The records:
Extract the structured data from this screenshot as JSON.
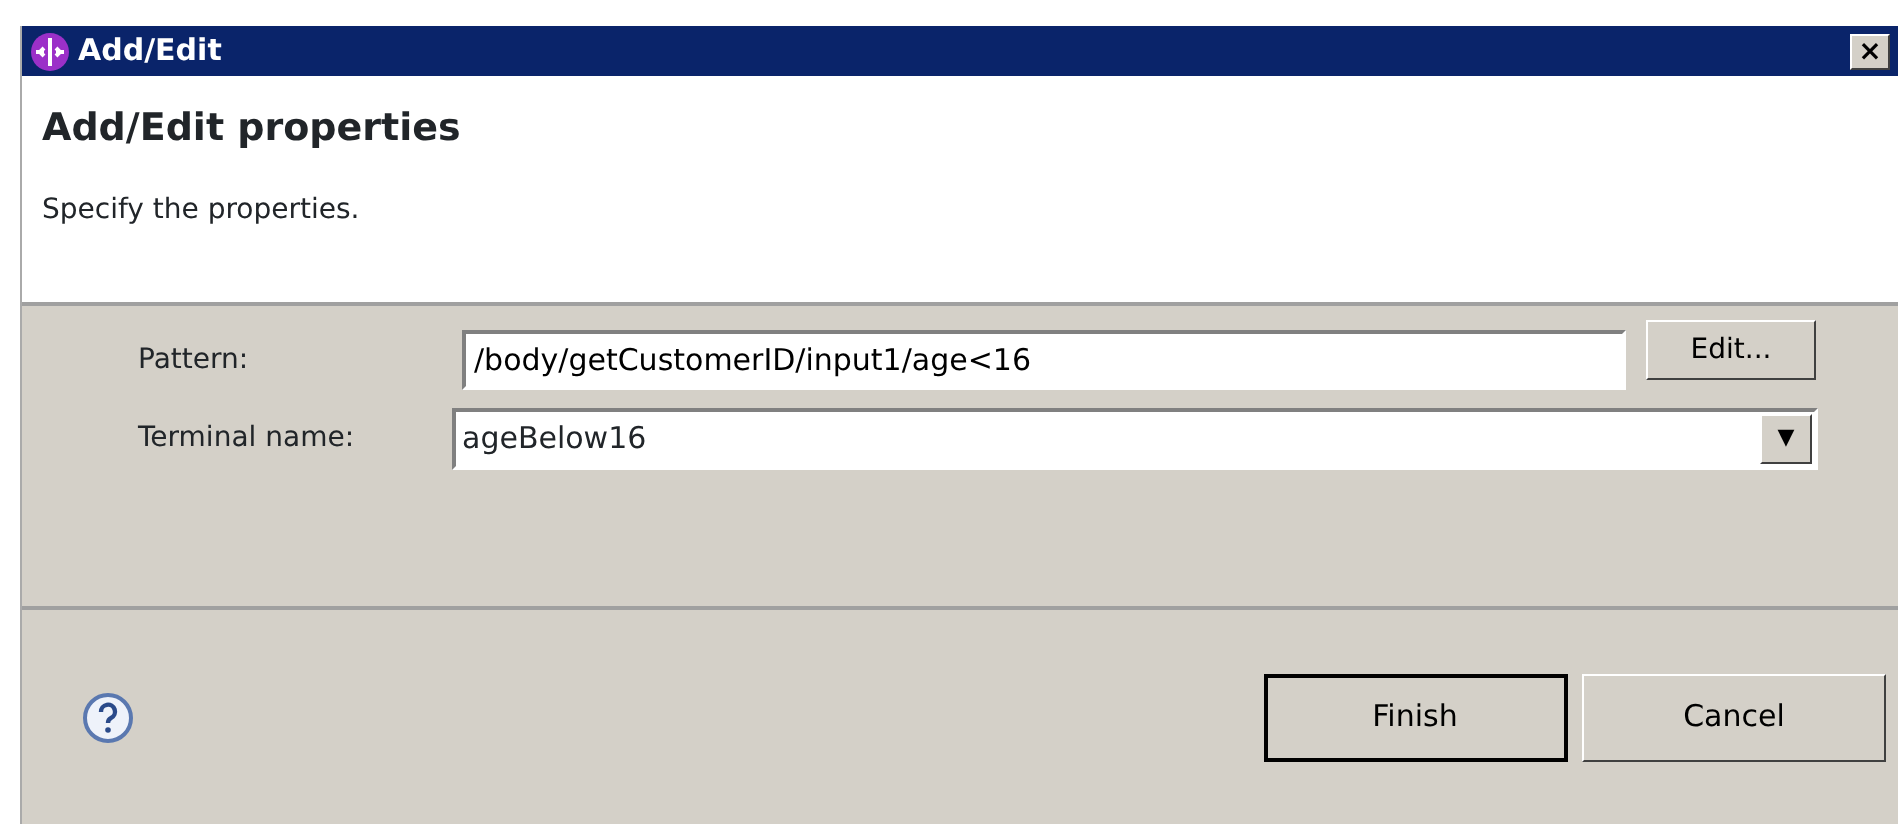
{
  "window": {
    "title": "Add/Edit",
    "close": "×"
  },
  "header": {
    "title": "Add/Edit properties",
    "description": "Specify the properties."
  },
  "fields": [
    {
      "kind": "text",
      "label": "Pattern:",
      "value": "/body/getCustomerID/input1/age<16",
      "button": "Edit..."
    },
    {
      "kind": "combo",
      "label": "Terminal name:",
      "value": "ageBelow16",
      "arrow": "▼"
    }
  ],
  "buttons": [
    {
      "label": "Finish",
      "default": true
    },
    {
      "label": "Cancel",
      "default": false
    }
  ]
}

Exercise goal:
Reproduce the listing exactly. Leave its pictures out.

Full output:
Extract the structured data from this screenshot as JSON.
{
  "window": {
    "title": "Add/Edit",
    "close": "×"
  },
  "header": {
    "title": "Add/Edit properties",
    "description": "Specify the properties."
  },
  "fields": [
    {
      "kind": "text",
      "label": "Pattern:",
      "value": "/body/getCustomerID/input1/age<16",
      "button": "Edit..."
    },
    {
      "kind": "combo",
      "label": "Terminal name:",
      "value": "ageBelow16",
      "arrow": "▼"
    }
  ],
  "buttons": [
    {
      "label": "Finish",
      "default": true
    },
    {
      "label": "Cancel",
      "default": false
    }
  ]
}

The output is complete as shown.